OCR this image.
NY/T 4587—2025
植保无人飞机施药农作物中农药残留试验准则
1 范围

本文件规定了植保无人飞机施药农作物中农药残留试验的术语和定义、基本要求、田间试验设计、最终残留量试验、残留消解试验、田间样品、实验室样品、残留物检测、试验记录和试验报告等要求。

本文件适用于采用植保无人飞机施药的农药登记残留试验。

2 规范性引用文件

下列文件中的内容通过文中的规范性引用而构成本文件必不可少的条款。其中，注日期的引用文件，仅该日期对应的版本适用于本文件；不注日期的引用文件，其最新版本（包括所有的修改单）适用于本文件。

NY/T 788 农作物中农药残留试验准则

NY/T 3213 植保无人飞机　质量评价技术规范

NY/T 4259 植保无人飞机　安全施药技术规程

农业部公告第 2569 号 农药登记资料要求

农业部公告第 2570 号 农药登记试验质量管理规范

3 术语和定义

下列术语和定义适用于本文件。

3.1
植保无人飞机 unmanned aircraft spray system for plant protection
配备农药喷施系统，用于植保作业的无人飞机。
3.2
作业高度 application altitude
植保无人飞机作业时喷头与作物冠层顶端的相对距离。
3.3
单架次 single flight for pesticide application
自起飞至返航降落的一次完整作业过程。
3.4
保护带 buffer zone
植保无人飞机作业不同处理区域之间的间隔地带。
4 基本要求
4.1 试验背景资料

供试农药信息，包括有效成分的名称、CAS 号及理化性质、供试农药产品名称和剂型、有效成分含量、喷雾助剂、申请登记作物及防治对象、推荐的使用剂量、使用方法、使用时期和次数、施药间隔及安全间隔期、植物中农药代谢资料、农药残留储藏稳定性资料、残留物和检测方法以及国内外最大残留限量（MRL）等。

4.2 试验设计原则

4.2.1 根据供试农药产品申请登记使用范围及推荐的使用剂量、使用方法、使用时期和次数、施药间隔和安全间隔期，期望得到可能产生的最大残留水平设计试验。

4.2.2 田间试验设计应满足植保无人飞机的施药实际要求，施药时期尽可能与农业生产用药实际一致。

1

Prompt: Please set down each line of the records exactly as given.

Answer to the task:
OCR this image.
NY/T 4587—2025
植保无人飞机施药农作物中农药残留试验准则
1 范围

本文件规定了植保无人飞机施药农作物中农药残留试验的术语和定义、基本要求、田间试验设计、最终残留量试验、残留消解试验、田间样品、实验室样品、残留物检测、试验记录和试验报告等要求。

本文件适用于采用植保无人飞机施药的农药登记残留试验。

2 规范性引用文件

下列文件中的内容通过文中的规范性引用而构成本文件必不可少的条款。其中，注日期的引用文件，仅该日期对应的版本适用于本文件；不注日期的引用文件，其最新版本（包括所有的修改单）适用于本文件。

NY/T 788 农作物中农药残留试验准则

NY/T 3213 植保无人飞机　质量评价技术规范

NY/T 4259 植保无人飞机　安全施药技术规程

农业部公告第 2569 号 农药登记资料要求

农业部公告第 2570 号 农药登记试验质量管理规范

3 术语和定义

下列术语和定义适用于本文件。

3.1
植保无人飞机 unmanned aircraft spray system for plant protection
配备农药喷施系统，用于植保作业的无人飞机。
3.2
作业高度 application altitude
植保无人飞机作业时喷头与作物冠层顶端的相对距离。
3.3
单架次 single flight for pesticide application
自起飞至返航降落的一次完整作业过程。
3.4
保护带 buffer zone
植保无人飞机作业不同处理区域之间的间隔地带。
4 基本要求
4.1 试验背景资料

供试农药信息，包括有效成分的名称、CAS 号及理化性质、供试农药产品名称和剂型、有效成分含量、喷雾助剂、申请登记作物及防治对象、推荐的使用剂量、使用方法、使用时期和次数、施药间隔及安全间隔期、植物中农药代谢资料、农药残留储藏稳定性资料、残留物和检测方法以及国内外最大残留限量（MRL）等。

4.2 试验设计原则

4.2.1 根据供试农药产品申请登记使用范围及推荐的使用剂量、使用方法、使用时期和次数、施药间隔和安全间隔期，期望得到可能产生的最大残留水平设计试验。

4.2.2 田间试验设计应满足植保无人飞机的施药实际要求，施药时期尽可能与农业生产用药实际一致。

1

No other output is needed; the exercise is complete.